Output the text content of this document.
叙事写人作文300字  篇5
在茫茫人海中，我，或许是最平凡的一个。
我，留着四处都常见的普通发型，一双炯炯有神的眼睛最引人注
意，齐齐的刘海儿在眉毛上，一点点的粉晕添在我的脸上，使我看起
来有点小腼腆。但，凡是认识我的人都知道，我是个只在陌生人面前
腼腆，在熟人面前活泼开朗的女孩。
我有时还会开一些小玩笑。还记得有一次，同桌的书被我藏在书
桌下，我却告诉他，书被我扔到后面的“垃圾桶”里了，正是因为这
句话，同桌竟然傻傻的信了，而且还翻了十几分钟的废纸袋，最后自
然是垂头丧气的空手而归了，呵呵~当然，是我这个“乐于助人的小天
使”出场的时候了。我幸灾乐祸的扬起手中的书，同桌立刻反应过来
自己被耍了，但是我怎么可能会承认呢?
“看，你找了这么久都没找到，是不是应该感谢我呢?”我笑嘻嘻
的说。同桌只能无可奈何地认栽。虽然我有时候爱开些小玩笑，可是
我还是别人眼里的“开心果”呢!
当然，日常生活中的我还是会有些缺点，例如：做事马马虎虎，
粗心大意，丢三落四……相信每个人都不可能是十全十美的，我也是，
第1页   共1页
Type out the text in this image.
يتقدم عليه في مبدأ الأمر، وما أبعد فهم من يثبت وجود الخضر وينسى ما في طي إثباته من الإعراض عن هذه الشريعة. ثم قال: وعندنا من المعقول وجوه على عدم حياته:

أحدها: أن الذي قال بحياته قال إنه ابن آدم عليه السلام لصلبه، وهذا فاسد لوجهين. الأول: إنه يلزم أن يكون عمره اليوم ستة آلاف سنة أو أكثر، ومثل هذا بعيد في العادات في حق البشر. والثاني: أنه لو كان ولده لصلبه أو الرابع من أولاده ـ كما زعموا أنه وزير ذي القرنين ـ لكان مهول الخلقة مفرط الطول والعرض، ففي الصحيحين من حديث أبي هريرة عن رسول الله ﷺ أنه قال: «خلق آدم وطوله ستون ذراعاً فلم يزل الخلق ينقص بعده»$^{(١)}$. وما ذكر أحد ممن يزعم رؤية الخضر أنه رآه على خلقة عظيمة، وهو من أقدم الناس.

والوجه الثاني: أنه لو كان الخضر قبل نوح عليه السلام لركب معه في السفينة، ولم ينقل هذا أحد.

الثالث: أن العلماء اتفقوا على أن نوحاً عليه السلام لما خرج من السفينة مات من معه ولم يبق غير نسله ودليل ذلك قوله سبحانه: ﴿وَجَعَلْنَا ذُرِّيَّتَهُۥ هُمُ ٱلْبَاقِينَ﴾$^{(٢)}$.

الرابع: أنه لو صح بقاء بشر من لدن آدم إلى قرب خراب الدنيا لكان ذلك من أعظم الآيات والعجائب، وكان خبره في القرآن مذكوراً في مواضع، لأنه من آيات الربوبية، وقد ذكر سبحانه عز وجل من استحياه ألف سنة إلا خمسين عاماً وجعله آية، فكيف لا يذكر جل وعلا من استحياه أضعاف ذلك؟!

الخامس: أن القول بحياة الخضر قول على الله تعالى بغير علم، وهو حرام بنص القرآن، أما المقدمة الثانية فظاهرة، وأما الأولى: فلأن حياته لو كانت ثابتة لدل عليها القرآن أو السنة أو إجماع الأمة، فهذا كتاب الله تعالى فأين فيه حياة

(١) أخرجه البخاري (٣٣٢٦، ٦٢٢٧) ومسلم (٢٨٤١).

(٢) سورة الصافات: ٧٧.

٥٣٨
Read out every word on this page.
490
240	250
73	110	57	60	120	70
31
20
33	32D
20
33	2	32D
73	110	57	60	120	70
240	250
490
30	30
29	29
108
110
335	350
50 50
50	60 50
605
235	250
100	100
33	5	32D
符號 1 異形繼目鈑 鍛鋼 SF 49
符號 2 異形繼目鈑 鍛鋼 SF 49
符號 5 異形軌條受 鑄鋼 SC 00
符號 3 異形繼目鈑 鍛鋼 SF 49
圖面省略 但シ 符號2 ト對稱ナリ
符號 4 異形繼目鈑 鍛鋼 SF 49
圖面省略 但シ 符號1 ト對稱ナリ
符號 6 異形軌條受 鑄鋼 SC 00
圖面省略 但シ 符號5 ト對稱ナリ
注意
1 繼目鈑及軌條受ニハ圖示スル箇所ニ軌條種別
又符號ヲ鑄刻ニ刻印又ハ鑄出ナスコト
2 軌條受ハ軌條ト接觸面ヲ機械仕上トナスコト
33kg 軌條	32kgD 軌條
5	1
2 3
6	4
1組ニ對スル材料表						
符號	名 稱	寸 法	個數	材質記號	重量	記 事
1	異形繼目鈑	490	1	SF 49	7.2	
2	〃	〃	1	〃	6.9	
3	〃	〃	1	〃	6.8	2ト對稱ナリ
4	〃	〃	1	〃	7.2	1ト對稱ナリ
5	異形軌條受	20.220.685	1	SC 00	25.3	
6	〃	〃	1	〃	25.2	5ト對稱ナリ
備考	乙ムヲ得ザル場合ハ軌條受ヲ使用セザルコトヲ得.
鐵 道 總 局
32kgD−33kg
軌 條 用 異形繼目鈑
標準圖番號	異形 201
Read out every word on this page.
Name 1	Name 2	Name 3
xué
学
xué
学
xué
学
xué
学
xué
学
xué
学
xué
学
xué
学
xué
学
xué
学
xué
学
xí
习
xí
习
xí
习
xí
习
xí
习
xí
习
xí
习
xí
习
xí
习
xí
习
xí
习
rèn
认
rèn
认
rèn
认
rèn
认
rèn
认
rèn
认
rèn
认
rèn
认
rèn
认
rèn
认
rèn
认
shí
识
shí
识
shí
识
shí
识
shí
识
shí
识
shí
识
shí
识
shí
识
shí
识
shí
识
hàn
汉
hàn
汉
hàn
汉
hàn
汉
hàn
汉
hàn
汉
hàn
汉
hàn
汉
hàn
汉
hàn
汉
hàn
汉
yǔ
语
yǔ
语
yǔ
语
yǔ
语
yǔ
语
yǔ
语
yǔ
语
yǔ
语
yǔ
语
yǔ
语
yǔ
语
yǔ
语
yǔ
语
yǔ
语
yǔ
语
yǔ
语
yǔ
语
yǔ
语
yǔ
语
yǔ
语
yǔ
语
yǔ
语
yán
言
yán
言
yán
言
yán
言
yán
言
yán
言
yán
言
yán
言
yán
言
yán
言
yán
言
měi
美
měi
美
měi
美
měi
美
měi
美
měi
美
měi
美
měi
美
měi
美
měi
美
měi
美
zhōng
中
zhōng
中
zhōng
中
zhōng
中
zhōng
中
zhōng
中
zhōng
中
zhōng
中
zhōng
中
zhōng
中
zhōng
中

----

**Exercise requirements**
Quote every entry exactly.

**Output below**
Output the text content of this document.
叙事写人作文300字  篇5
在茫茫人海中，我，或许是最平凡的一个。
我，留着四处都常见的普通发型，一双炯炯有神的眼睛最引人注
意，齐齐的刘海儿在眉毛上，一点点的粉晕添在我的脸上，使我看起
来有点小腼腆。但，凡是认识我的人都知道，我是个只在陌生人面前
腼腆，在熟人面前活泼开朗的女孩。
我有时还会开一些小玩笑。还记得有一次，同桌的书被我藏在书
桌下，我却告诉他，书被我扔到后面的“垃圾桶”里了，正是因为这
句话，同桌竟然傻傻的信了，而且还翻了十几分钟的废纸袋，最后自
然是垂头丧气的空手而归了，呵呵~当然，是我这个“乐于助人的小天
使”出场的时候了。我幸灾乐祸的扬起手中的书，同桌立刻反应过来
自己被耍了，但是我怎么可能会承认呢?
“看，你找了这么久都没找到，是不是应该感谢我呢?”我笑嘻嘻
的说。同桌只能无可奈何地认栽。虽然我有时候爱开些小玩笑，可是
我还是别人眼里的“开心果”呢!
当然，日常生活中的我还是会有些缺点，例如：做事马马虎虎，
粗心大意，丢三落四……相信每个人都不可能是十全十美的，我也是，
第1页   共1页
Type out the text in this image.
يتقدم عليه في مبدأ الأمر، وما أبعد فهم من يثبت وجود الخضر وينسى ما في طي إثباته من الإعراض عن هذه الشريعة. ثم قال: وعندنا من المعقول وجوه على عدم حياته:

أحدها: أن الذي قال بحياته قال إنه ابن آدم عليه السلام لصلبه، وهذا فاسد لوجهين. الأول: إنه يلزم أن يكون عمره اليوم ستة آلاف سنة أو أكثر، ومثل هذا بعيد في العادات في حق البشر. والثاني: أنه لو كان ولده لصلبه أو الرابع من أولاده ـ كما زعموا أنه وزير ذي القرنين ـ لكان مهول الخلقة مفرط الطول والعرض، ففي الصحيحين من حديث أبي هريرة عن رسول الله ﷺ أنه قال: «خلق آدم وطوله ستون ذراعاً فلم يزل الخلق ينقص بعده»$^{(١)}$. وما ذكر أحد ممن يزعم رؤية الخضر أنه رآه على خلقة عظيمة، وهو من أقدم الناس.

والوجه الثاني: أنه لو كان الخضر قبل نوح عليه السلام لركب معه في السفينة، ولم ينقل هذا أحد.

الثالث: أن العلماء اتفقوا على أن نوحاً عليه السلام لما خرج من السفينة مات من معه ولم يبق غير نسله ودليل ذلك قوله سبحانه: ﴿وَجَعَلْنَا ذُرِّيَّتَهُۥ هُمُ ٱلْبَاقِينَ﴾$^{(٢)}$.

الرابع: أنه لو صح بقاء بشر من لدن آدم إلى قرب خراب الدنيا لكان ذلك من أعظم الآيات والعجائب، وكان خبره في القرآن مذكوراً في مواضع، لأنه من آيات الربوبية، وقد ذكر سبحانه عز وجل من استحياه ألف سنة إلا خمسين عاماً وجعله آية، فكيف لا يذكر جل وعلا من استحياه أضعاف ذلك؟!

الخامس: أن القول بحياة الخضر قول على الله تعالى بغير علم، وهو حرام بنص القرآن، أما المقدمة الثانية فظاهرة، وأما الأولى: فلأن حياته لو كانت ثابتة لدل عليها القرآن أو السنة أو إجماع الأمة، فهذا كتاب الله تعالى فأين فيه حياة

(١) أخرجه البخاري (٣٣٢٦، ٦٢٢٧) ومسلم (٢٨٤١).

(٢) سورة الصافات: ٧٧.

٥٣٨
Read out every word on this page.
490
240	250
73	110	57	60	120	70
31
20
33	32D
20
33	2	32D
73	110	57	60	120	70
240	250
490
30	30
29	29
108
110
335	350
50 50
50	60 50
605
235	250
100	100
33	5	32D
符號 1 異形繼目鈑 鍛鋼 SF 49
符號 2 異形繼目鈑 鍛鋼 SF 49
符號 5 異形軌條受 鑄鋼 SC 00
符號 3 異形繼目鈑 鍛鋼 SF 49
圖面省略 但シ 符號2 ト對稱ナリ
符號 4 異形繼目鈑 鍛鋼 SF 49
圖面省略 但シ 符號1 ト對稱ナリ
符號 6 異形軌條受 鑄鋼 SC 00
圖面省略 但シ 符號5 ト對稱ナリ
注意
1 繼目鈑及軌條受ニハ圖示スル箇所ニ軌條種別
又符號ヲ鑄刻ニ刻印又ハ鑄出ナスコト
2 軌條受ハ軌條ト接觸面ヲ機械仕上トナスコト
33kg 軌條	32kgD 軌條
5	1
2 3
6	4
1組ニ對スル材料表						
符號	名 稱	寸 法	個數	材質記號	重量	記 事
1	異形繼目鈑	490	1	SF 49	7.2	
2	〃	〃	1	〃	6.9	
3	〃	〃	1	〃	6.8	2ト對稱ナリ
4	〃	〃	1	〃	7.2	1ト對稱ナリ
5	異形軌條受	20.220.685	1	SC 00	25.3	
6	〃	〃	1	〃	25.2	5ト對稱ナリ
備考	乙ムヲ得ザル場合ハ軌條受ヲ使用セザルコトヲ得.
鐵 道 總 局
32kgD−33kg
軌 條 用 異形繼目鈑
標準圖番號	異形 201
Read out every word on this page.
Name 1	Name 2	Name 3
xué
学
xué
学
xué
学
xué
学
xué
学
xué
学
xué
学
xué
学
xué
学
xué
学
xué
学
xí
习
xí
习
xí
习
xí
习
xí
习
xí
习
xí
习
xí
习
xí
习
xí
习
xí
习
rèn
认
rèn
认
rèn
认
rèn
认
rèn
认
rèn
认
rèn
认
rèn
认
rèn
认
rèn
认
rèn
认
shí
识
shí
识
shí
识
shí
识
shí
识
shí
识
shí
识
shí
识
shí
识
shí
识
shí
识
hàn
汉
hàn
汉
hàn
汉
hàn
汉
hàn
汉
hàn
汉
hàn
汉
hàn
汉
hàn
汉
hàn
汉
hàn
汉
yǔ
语
yǔ
语
yǔ
语
yǔ
语
yǔ
语
yǔ
语
yǔ
语
yǔ
语
yǔ
语
yǔ
语
yǔ
语
yǔ
语
yǔ
语
yǔ
语
yǔ
语
yǔ
语
yǔ
语
yǔ
语
yǔ
语
yǔ
语
yǔ
语
yǔ
语
yán
言
yán
言
yán
言
yán
言
yán
言
yán
言
yán
言
yán
言
yán
言
yán
言
yán
言
měi
美
měi
美
měi
美
měi
美
měi
美
měi
美
měi
美
měi
美
měi
美
měi
美
měi
美
zhōng
中
zhōng
中
zhōng
中
zhōng
中
zhōng
中
zhōng
中
zhōng
中
zhōng
中
zhōng
中
zhōng
中
zhōng
中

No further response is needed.